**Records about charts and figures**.
-- Begin --
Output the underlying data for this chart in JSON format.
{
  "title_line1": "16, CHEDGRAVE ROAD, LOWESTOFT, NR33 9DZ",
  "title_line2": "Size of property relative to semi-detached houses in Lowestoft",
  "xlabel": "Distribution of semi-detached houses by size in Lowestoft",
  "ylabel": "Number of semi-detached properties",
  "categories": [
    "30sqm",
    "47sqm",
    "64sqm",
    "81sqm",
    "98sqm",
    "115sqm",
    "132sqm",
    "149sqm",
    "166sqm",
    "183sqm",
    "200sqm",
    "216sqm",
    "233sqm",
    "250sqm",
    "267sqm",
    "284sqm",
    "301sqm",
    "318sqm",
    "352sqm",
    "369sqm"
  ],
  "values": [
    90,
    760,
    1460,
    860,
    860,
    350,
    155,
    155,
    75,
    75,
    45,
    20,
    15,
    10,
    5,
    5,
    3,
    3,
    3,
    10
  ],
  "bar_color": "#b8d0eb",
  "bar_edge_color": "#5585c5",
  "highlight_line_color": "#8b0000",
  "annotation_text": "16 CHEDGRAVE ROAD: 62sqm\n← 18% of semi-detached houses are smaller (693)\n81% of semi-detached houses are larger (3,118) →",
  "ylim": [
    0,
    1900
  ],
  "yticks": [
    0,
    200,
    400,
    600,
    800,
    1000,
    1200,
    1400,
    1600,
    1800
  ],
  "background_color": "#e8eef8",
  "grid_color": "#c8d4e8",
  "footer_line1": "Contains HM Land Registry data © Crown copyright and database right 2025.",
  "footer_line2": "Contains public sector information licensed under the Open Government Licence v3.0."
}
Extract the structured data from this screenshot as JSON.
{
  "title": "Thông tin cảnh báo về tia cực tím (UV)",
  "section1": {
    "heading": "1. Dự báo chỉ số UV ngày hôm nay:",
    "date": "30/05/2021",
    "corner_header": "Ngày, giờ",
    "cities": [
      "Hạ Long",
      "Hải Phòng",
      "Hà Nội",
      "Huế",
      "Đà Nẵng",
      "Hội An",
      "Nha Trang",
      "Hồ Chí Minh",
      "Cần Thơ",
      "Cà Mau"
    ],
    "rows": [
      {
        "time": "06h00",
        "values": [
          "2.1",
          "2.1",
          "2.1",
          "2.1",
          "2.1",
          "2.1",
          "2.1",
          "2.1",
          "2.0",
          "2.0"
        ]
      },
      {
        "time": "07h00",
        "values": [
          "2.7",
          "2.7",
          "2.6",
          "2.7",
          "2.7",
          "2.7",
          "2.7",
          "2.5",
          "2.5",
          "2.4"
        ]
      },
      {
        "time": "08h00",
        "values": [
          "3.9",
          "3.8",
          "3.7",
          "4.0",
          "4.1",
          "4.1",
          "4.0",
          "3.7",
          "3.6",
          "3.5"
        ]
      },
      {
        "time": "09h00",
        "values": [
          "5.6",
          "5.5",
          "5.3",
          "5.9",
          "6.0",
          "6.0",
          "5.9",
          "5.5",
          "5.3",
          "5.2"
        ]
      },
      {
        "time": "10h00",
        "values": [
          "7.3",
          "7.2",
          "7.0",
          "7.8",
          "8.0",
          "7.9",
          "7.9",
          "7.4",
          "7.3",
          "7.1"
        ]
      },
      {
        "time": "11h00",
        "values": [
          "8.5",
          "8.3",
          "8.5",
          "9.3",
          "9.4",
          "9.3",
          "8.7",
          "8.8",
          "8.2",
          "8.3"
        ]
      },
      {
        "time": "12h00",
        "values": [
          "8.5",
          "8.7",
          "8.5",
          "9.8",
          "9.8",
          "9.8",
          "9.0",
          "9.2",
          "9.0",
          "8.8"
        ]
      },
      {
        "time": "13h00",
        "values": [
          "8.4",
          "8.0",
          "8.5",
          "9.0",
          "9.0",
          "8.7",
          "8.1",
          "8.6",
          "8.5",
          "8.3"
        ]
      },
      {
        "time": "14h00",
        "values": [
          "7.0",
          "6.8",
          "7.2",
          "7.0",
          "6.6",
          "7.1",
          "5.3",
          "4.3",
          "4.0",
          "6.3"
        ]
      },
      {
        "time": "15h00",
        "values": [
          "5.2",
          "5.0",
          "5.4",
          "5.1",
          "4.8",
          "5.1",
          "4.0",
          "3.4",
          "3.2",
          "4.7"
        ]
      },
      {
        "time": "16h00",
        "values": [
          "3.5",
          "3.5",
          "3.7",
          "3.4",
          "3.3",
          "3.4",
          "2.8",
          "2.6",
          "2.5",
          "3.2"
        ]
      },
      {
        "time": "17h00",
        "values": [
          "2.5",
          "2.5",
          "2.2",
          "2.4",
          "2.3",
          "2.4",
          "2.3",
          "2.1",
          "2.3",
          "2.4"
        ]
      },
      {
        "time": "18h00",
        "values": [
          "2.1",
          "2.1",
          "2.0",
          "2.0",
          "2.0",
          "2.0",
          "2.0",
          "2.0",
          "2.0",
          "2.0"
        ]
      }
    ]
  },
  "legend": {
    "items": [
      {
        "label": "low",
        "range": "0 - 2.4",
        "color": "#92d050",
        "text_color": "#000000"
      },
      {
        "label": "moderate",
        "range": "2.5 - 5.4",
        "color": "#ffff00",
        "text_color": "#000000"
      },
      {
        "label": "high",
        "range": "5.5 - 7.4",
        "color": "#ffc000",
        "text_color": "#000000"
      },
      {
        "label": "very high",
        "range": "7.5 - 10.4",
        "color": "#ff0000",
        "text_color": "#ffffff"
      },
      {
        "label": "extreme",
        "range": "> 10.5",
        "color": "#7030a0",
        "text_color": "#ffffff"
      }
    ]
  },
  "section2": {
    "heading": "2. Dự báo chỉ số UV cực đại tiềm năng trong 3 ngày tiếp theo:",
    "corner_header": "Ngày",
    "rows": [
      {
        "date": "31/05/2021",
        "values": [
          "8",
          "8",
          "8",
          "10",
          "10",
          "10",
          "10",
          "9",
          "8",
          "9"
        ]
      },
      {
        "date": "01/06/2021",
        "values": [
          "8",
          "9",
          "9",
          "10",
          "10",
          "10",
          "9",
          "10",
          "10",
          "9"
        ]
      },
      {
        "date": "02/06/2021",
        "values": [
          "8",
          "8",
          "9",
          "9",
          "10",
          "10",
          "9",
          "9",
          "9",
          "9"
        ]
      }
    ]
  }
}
-- End --
**TASK DIRECTIONS**.
Where does the word "heading" appear in the listing? List each line that holds it.

**RESULT FOR THIS EXERCISE**.
    "heading": "1. Dự báo chỉ số UV ngày hôm nay:",
    "heading": "2. Dự báo chỉ số UV cực đại tiềm năng trong 3 ngày tiếp theo:",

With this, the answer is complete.